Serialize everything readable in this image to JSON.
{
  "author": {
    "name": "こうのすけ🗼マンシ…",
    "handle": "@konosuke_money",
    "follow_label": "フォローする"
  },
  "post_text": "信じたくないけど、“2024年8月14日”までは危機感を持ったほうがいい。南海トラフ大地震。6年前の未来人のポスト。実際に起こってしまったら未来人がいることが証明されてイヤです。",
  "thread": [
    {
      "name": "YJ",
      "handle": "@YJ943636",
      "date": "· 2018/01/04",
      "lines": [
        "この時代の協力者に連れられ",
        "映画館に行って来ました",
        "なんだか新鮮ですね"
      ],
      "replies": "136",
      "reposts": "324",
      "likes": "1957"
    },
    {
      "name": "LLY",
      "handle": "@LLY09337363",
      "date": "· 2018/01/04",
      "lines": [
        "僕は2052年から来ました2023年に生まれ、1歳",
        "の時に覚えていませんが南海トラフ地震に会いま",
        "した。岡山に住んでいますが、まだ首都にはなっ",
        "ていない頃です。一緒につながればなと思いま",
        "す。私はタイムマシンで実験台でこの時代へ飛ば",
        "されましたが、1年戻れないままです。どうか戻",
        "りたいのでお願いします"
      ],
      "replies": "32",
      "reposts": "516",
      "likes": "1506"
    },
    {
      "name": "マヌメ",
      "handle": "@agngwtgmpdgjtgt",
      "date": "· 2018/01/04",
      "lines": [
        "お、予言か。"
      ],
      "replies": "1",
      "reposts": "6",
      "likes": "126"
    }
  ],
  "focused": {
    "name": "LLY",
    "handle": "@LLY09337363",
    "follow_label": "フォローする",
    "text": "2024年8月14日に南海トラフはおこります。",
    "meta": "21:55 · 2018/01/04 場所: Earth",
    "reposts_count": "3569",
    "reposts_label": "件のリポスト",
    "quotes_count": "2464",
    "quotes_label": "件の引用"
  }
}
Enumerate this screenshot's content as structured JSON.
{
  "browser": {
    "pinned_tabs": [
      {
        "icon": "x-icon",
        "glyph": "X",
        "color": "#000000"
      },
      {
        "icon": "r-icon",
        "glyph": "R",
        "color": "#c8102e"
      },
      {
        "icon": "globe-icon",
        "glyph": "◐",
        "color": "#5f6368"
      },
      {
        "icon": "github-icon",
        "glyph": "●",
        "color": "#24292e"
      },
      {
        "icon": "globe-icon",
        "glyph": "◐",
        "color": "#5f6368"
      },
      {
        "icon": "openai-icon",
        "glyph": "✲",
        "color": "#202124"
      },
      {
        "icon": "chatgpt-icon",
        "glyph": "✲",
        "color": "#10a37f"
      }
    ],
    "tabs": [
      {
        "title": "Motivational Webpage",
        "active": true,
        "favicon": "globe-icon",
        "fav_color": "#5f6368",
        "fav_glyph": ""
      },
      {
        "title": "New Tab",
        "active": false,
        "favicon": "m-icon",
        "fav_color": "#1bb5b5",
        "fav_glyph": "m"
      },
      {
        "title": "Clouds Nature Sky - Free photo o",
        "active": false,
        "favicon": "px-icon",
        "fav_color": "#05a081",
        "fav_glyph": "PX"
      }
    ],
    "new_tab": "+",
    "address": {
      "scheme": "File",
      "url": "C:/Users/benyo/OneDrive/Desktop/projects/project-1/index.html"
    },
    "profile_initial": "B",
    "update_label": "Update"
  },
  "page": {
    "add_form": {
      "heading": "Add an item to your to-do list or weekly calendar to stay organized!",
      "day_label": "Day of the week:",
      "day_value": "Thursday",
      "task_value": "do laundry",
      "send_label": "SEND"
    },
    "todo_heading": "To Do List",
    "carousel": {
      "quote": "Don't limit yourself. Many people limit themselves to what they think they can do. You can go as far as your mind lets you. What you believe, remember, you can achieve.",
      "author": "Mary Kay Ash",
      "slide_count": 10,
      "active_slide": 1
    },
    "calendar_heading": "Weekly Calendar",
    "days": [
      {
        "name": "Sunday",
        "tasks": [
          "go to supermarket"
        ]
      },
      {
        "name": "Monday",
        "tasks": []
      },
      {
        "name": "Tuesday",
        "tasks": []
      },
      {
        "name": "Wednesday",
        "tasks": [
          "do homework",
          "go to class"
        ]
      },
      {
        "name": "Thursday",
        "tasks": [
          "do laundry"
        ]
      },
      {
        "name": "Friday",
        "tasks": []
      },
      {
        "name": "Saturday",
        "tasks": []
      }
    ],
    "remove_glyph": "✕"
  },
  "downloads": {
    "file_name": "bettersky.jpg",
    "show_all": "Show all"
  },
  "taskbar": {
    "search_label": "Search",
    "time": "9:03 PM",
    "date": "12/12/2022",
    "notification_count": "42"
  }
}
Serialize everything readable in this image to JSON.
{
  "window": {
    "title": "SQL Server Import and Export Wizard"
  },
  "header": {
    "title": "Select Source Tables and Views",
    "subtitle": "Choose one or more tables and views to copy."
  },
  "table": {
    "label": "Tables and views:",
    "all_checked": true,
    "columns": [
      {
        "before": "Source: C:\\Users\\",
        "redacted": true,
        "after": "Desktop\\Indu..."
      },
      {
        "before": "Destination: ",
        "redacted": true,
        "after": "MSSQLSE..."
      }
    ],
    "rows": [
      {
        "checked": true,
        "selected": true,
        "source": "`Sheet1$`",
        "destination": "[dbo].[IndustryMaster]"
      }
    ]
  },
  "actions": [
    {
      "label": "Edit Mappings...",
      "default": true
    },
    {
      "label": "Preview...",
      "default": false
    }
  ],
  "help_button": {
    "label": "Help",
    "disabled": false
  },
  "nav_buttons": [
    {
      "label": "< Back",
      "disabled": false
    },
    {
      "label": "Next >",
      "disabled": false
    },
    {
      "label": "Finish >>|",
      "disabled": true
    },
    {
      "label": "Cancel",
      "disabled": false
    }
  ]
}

Work to complete: Repeat back the data above, exact to the last character.

Full solution:
Serialize everything readable in this image to JSON.
{
  "author": {
    "name": "こうのすけ🗼マンシ…",
    "handle": "@konosuke_money",
    "follow_label": "フォローする"
  },
  "post_text": "信じたくないけど、“2024年8月14日”までは危機感を持ったほうがいい。南海トラフ大地震。6年前の未来人のポスト。実際に起こってしまったら未来人がいることが証明されてイヤです。",
  "thread": [
    {
      "name": "YJ",
      "handle": "@YJ943636",
      "date": "· 2018/01/04",
      "lines": [
        "この時代の協力者に連れられ",
        "映画館に行って来ました",
        "なんだか新鮮ですね"
      ],
      "replies": "136",
      "reposts": "324",
      "likes": "1957"
    },
    {
      "name": "LLY",
      "handle": "@LLY09337363",
      "date": "· 2018/01/04",
      "lines": [
        "僕は2052年から来ました2023年に生まれ、1歳",
        "の時に覚えていませんが南海トラフ地震に会いま",
        "した。岡山に住んでいますが、まだ首都にはなっ",
        "ていない頃です。一緒につながればなと思いま",
        "す。私はタイムマシンで実験台でこの時代へ飛ば",
        "されましたが、1年戻れないままです。どうか戻",
        "りたいのでお願いします"
      ],
      "replies": "32",
      "reposts": "516",
      "likes": "1506"
    },
    {
      "name": "マヌメ",
      "handle": "@agngwtgmpdgjtgt",
      "date": "· 2018/01/04",
      "lines": [
        "お、予言か。"
      ],
      "replies": "1",
      "reposts": "6",
      "likes": "126"
    }
  ],
  "focused": {
    "name": "LLY",
    "handle": "@LLY09337363",
    "follow_label": "フォローする",
    "text": "2024年8月14日に南海トラフはおこります。",
    "meta": "21:55 · 2018/01/04 場所: Earth",
    "reposts_count": "3569",
    "reposts_label": "件のリポスト",
    "quotes_count": "2464",
    "quotes_label": "件の引用"
  }
}
Enumerate this screenshot's content as structured JSON.
{
  "browser": {
    "pinned_tabs": [
      {
        "icon": "x-icon",
        "glyph": "X",
        "color": "#000000"
      },
      {
        "icon": "r-icon",
        "glyph": "R",
        "color": "#c8102e"
      },
      {
        "icon": "globe-icon",
        "glyph": "◐",
        "color": "#5f6368"
      },
      {
        "icon": "github-icon",
        "glyph": "●",
        "color": "#24292e"
      },
      {
        "icon": "globe-icon",
        "glyph": "◐",
        "color": "#5f6368"
      },
      {
        "icon": "openai-icon",
        "glyph": "✲",
        "color": "#202124"
      },
      {
        "icon": "chatgpt-icon",
        "glyph": "✲",
        "color": "#10a37f"
      }
    ],
    "tabs": [
      {
        "title": "Motivational Webpage",
        "active": true,
        "favicon": "globe-icon",
        "fav_color": "#5f6368",
        "fav_glyph": ""
      },
      {
        "title": "New Tab",
        "active": false,
        "favicon": "m-icon",
        "fav_color": "#1bb5b5",
        "fav_glyph": "m"
      },
      {
        "title": "Clouds Nature Sky - Free photo o",
        "active": false,
        "favicon": "px-icon",
        "fav_color": "#05a081",
        "fav_glyph": "PX"
      }
    ],
    "new_tab": "+",
    "address": {
      "scheme": "File",
      "url": "C:/Users/benyo/OneDrive/Desktop/projects/project-1/index.html"
    },
    "profile_initial": "B",
    "update_label": "Update"
  },
  "page": {
    "add_form": {
      "heading": "Add an item to your to-do list or weekly calendar to stay organized!",
      "day_label": "Day of the week:",
      "day_value": "Thursday",
      "task_value": "do laundry",
      "send_label": "SEND"
    },
    "todo_heading": "To Do List",
    "carousel": {
      "quote": "Don't limit yourself. Many people limit themselves to what they think they can do. You can go as far as your mind lets you. What you believe, remember, you can achieve.",
      "author": "Mary Kay Ash",
      "slide_count": 10,
      "active_slide": 1
    },
    "calendar_heading": "Weekly Calendar",
    "days": [
      {
        "name": "Sunday",
        "tasks": [
          "go to supermarket"
        ]
      },
      {
        "name": "Monday",
        "tasks": []
      },
      {
        "name": "Tuesday",
        "tasks": []
      },
      {
        "name": "Wednesday",
        "tasks": [
          "do homework",
          "go to class"
        ]
      },
      {
        "name": "Thursday",
        "tasks": [
          "do laundry"
        ]
      },
      {
        "name": "Friday",
        "tasks": []
      },
      {
        "name": "Saturday",
        "tasks": []
      }
    ],
    "remove_glyph": "✕"
  },
  "downloads": {
    "file_name": "bettersky.jpg",
    "show_all": "Show all"
  },
  "taskbar": {
    "search_label": "Search",
    "time": "9:03 PM",
    "date": "12/12/2022",
    "notification_count": "42"
  }
}
Serialize everything readable in this image to JSON.
{
  "window": {
    "title": "SQL Server Import and Export Wizard"
  },
  "header": {
    "title": "Select Source Tables and Views",
    "subtitle": "Choose one or more tables and views to copy."
  },
  "table": {
    "label": "Tables and views:",
    "all_checked": true,
    "columns": [
      {
        "before": "Source: C:\\Users\\",
        "redacted": true,
        "after": "Desktop\\Indu..."
      },
      {
        "before": "Destination: ",
        "redacted": true,
        "after": "MSSQLSE..."
      }
    ],
    "rows": [
      {
        "checked": true,
        "selected": true,
        "source": "`Sheet1$`",
        "destination": "[dbo].[IndustryMaster]"
      }
    ]
  },
  "actions": [
    {
      "label": "Edit Mappings...",
      "default": true
    },
    {
      "label": "Preview...",
      "default": false
    }
  ],
  "help_button": {
    "label": "Help",
    "disabled": false
  },
  "nav_buttons": [
    {
      "label": "< Back",
      "disabled": false
    },
    {
      "label": "Next >",
      "disabled": false
    },
    {
      "label": "Finish >>|",
      "disabled": true
    },
    {
      "label": "Cancel",
      "disabled": false
    }
  ]
}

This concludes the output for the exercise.